» Entries taken from a collection
Start

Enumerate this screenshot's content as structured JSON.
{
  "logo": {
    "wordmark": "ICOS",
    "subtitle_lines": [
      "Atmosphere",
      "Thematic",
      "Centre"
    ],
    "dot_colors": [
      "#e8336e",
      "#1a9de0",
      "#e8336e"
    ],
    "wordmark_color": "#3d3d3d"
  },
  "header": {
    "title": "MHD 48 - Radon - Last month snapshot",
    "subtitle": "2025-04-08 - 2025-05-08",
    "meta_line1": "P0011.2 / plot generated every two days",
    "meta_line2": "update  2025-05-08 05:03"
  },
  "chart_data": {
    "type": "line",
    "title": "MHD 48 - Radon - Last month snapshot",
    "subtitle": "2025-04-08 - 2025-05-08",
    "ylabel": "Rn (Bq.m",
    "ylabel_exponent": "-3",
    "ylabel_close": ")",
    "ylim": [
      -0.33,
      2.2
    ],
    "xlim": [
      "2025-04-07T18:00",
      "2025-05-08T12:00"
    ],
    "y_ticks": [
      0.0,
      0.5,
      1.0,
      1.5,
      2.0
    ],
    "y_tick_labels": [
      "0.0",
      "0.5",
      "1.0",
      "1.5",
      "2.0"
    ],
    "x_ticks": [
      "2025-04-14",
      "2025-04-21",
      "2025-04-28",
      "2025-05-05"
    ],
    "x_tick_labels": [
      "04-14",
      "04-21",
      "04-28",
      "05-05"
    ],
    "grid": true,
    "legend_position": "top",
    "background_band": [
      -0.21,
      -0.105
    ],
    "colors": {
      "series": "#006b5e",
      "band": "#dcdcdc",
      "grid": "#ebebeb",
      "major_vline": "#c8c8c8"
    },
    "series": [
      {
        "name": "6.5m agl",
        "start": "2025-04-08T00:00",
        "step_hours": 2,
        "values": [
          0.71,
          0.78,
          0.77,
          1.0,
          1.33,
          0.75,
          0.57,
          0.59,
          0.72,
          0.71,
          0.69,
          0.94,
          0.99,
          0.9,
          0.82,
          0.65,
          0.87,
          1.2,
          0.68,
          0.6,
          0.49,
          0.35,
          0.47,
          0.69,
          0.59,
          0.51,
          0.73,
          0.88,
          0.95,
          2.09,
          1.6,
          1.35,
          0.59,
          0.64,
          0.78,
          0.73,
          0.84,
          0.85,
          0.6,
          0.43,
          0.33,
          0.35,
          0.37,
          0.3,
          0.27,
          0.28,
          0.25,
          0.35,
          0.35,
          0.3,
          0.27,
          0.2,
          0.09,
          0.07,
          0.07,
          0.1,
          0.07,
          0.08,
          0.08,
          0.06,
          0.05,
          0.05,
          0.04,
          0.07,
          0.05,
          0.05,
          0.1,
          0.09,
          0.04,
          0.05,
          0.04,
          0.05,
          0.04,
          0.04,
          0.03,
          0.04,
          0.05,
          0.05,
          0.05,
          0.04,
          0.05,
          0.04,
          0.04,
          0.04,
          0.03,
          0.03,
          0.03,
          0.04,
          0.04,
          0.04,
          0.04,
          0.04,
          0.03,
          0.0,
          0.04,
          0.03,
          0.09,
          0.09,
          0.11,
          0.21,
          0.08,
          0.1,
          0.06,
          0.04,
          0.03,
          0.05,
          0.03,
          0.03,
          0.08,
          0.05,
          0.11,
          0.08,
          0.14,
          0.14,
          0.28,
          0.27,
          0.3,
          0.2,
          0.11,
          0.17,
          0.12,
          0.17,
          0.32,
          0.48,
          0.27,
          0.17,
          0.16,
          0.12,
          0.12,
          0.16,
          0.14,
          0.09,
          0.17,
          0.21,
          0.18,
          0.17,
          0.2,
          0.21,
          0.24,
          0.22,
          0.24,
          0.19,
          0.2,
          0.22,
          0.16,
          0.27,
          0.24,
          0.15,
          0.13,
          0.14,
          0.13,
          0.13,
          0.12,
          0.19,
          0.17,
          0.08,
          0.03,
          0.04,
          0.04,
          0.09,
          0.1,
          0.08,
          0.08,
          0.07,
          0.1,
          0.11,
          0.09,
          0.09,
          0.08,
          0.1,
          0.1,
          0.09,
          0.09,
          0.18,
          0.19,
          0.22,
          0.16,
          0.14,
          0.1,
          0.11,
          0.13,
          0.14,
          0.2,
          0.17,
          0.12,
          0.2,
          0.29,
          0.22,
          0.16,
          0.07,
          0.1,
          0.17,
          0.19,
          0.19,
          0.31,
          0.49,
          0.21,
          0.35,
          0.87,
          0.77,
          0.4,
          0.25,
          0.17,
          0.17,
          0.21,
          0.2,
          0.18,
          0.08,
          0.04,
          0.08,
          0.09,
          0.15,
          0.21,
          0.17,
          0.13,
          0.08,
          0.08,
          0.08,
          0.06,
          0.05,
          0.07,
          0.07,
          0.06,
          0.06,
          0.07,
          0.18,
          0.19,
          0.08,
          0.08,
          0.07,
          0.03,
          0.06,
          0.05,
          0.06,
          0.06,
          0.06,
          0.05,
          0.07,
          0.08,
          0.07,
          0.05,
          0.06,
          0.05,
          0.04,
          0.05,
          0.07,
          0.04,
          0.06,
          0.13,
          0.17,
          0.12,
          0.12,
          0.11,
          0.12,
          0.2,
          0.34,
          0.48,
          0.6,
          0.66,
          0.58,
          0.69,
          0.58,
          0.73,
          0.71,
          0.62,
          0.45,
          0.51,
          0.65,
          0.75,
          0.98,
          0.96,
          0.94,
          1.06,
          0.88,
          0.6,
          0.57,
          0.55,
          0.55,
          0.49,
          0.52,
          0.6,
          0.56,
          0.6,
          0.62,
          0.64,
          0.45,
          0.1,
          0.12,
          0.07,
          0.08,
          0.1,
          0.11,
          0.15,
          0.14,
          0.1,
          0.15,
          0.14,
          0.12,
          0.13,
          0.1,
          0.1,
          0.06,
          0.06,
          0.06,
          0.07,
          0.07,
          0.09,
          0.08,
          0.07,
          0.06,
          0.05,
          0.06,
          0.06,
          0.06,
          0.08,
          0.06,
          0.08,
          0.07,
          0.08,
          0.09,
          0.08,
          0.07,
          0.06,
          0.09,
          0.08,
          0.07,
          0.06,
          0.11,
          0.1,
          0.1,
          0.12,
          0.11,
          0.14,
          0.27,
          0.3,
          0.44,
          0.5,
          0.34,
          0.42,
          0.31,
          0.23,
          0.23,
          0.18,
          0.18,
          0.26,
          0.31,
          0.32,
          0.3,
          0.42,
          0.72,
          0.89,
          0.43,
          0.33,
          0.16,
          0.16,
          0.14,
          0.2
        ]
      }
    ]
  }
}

End
Start

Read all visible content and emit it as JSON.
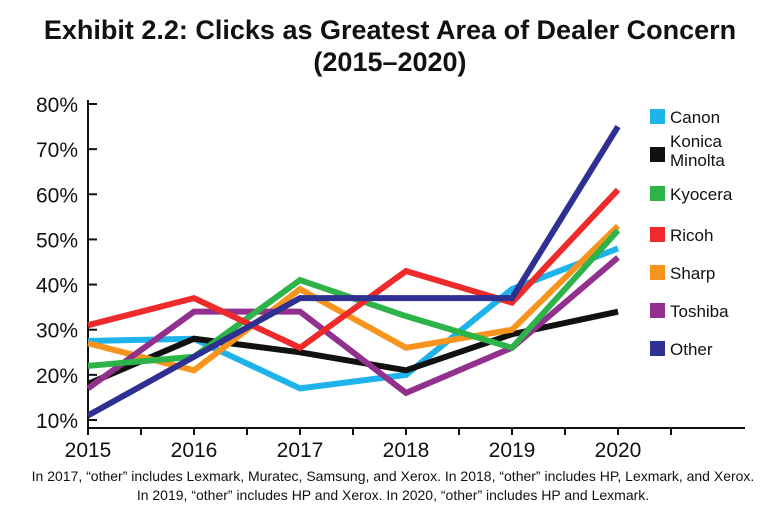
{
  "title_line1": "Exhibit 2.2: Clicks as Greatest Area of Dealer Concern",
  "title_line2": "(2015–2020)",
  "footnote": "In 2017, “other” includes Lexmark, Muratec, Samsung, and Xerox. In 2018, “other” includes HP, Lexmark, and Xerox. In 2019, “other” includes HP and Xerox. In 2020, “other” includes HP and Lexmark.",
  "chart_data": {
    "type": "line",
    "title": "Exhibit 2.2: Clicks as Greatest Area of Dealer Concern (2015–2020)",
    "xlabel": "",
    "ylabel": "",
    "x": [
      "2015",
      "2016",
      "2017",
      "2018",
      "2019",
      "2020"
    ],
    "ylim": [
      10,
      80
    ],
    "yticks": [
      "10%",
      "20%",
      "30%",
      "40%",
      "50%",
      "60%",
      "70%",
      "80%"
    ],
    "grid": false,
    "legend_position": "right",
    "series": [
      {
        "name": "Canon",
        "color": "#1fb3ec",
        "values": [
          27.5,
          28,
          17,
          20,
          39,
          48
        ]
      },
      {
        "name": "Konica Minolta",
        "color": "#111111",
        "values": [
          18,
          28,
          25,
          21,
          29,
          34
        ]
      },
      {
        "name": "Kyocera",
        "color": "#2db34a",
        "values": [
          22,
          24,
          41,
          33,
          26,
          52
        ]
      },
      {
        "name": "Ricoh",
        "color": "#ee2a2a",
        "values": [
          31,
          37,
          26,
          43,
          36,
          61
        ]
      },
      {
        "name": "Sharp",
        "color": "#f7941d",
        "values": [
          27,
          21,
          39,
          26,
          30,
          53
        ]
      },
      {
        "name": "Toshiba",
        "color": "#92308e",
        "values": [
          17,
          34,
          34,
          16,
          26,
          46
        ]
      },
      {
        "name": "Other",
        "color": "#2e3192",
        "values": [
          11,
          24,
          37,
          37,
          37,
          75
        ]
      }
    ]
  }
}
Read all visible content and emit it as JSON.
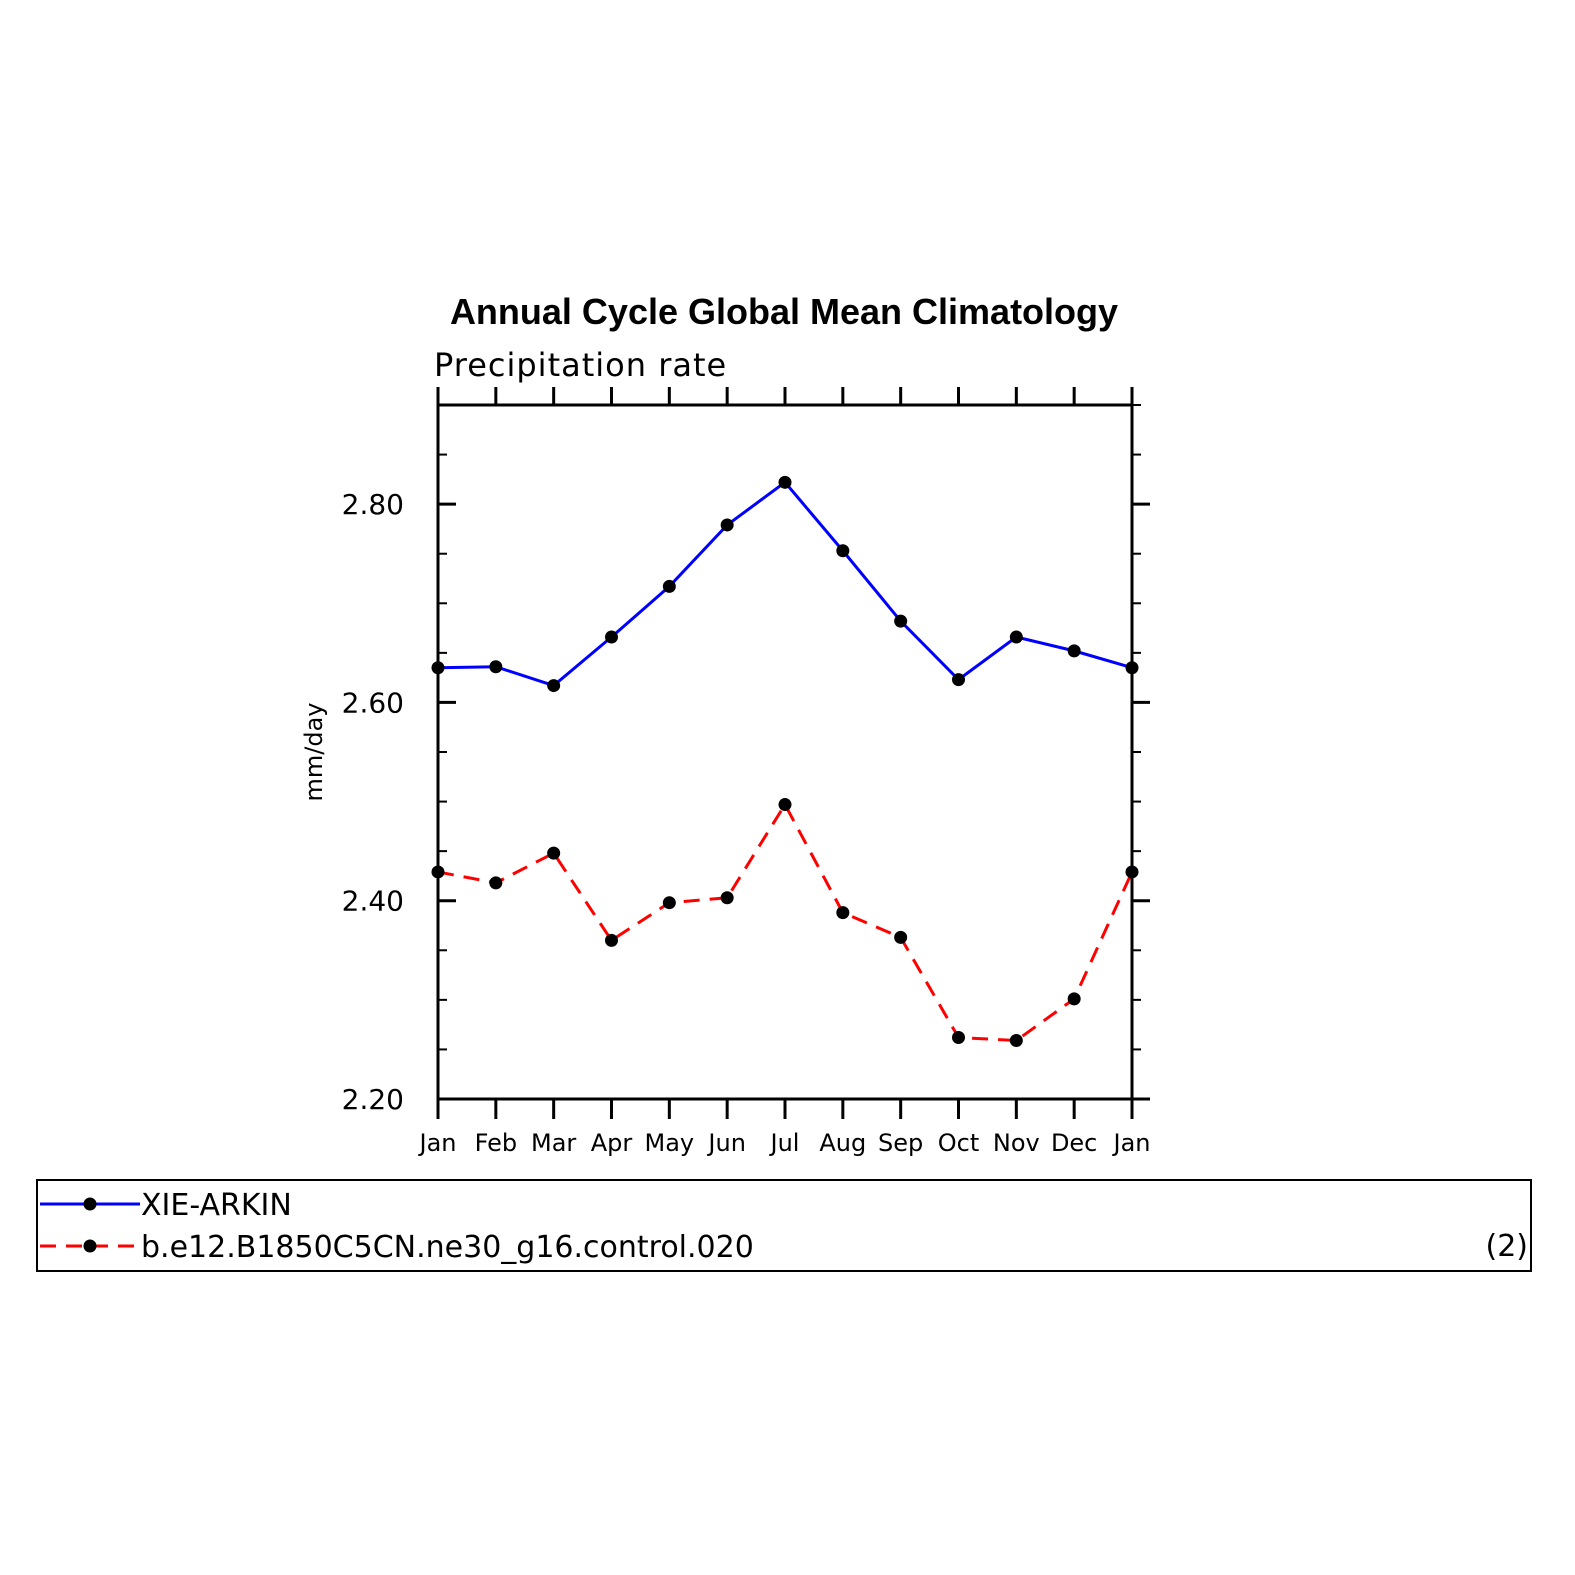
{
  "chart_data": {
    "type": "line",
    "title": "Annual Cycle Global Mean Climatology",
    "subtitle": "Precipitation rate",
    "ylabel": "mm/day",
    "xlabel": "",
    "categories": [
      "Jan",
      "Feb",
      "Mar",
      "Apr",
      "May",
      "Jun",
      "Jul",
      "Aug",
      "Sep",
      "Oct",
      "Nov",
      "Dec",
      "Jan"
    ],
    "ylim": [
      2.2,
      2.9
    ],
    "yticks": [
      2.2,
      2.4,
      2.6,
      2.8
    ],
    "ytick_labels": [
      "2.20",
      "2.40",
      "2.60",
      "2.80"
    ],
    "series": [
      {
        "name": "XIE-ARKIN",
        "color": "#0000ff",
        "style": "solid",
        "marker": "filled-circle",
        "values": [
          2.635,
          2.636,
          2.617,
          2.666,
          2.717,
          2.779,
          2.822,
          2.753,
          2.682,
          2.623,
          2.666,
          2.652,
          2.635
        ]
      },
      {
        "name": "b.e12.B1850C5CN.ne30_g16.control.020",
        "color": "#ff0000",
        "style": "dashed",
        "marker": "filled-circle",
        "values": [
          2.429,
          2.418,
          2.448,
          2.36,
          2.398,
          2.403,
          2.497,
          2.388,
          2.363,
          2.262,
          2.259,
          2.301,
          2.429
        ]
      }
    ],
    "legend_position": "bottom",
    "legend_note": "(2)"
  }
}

End

» Work required
Extract each line from the entries above that contains the string "Dealer".

» Solution to this problem
  "title_line1": "Exhibit 2.2: Clicks as Greatest Area of Dealer Concern",
    "title": "Exhibit 2.2: Clicks as Greatest Area of Dealer Concern (2015–2020)",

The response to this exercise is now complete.